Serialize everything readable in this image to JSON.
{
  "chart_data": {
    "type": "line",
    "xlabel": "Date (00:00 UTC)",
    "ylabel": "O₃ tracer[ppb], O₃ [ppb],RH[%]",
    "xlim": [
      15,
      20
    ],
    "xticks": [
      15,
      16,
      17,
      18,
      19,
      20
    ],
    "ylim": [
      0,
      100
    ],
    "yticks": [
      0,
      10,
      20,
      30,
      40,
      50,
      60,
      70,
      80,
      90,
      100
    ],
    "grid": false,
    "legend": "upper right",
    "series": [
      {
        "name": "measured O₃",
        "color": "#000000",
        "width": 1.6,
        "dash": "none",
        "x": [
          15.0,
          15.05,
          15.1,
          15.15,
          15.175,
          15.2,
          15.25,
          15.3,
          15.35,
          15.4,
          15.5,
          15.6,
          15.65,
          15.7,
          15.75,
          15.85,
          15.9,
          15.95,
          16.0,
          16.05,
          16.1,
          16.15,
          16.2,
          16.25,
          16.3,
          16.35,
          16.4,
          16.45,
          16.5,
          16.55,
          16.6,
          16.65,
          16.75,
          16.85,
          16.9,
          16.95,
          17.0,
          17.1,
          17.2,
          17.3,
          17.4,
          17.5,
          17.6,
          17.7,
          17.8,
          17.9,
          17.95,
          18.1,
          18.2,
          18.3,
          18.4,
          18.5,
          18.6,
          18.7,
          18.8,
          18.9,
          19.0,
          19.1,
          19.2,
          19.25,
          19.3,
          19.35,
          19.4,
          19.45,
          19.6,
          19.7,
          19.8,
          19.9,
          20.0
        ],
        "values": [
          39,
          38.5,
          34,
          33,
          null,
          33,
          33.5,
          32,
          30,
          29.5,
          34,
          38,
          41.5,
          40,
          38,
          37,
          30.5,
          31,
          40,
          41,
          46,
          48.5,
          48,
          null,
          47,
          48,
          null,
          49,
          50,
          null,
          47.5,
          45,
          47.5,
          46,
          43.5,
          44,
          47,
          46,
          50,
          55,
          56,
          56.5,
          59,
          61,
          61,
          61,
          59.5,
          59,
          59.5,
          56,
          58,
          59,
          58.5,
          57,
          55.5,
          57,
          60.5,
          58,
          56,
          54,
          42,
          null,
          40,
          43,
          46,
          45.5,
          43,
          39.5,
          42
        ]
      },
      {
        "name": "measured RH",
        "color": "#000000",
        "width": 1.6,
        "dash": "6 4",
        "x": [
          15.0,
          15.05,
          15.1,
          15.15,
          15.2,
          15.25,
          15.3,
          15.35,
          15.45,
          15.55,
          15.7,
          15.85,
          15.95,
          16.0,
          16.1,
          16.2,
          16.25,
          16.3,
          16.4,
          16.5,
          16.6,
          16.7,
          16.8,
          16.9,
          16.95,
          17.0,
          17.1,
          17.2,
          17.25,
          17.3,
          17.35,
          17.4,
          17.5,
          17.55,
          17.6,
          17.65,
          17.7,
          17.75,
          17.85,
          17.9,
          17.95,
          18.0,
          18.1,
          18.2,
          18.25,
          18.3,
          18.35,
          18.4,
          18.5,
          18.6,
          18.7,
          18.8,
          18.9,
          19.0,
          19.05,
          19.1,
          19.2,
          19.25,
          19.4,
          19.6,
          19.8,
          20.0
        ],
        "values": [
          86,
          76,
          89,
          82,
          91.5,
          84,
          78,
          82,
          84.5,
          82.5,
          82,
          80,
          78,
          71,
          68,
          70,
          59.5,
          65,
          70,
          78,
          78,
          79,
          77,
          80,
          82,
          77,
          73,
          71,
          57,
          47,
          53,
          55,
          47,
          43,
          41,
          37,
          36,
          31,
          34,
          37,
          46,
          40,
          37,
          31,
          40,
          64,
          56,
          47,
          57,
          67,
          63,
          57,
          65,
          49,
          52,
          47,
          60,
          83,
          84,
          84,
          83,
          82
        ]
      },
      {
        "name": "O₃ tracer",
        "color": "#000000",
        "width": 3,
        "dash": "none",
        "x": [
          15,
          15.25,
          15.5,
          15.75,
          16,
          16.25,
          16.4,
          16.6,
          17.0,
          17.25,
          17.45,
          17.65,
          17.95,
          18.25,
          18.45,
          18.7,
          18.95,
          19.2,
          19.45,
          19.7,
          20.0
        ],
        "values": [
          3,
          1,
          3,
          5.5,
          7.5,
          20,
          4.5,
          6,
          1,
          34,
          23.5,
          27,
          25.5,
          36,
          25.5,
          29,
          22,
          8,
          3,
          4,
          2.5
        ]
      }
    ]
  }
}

◇ ◇ ◇

Short task → Gather, from the listing above, every line carrying the word "name".

Expected answer →
        "name": "measured O₃",
        "name": "measured RH",
        "name": "O₃ tracer",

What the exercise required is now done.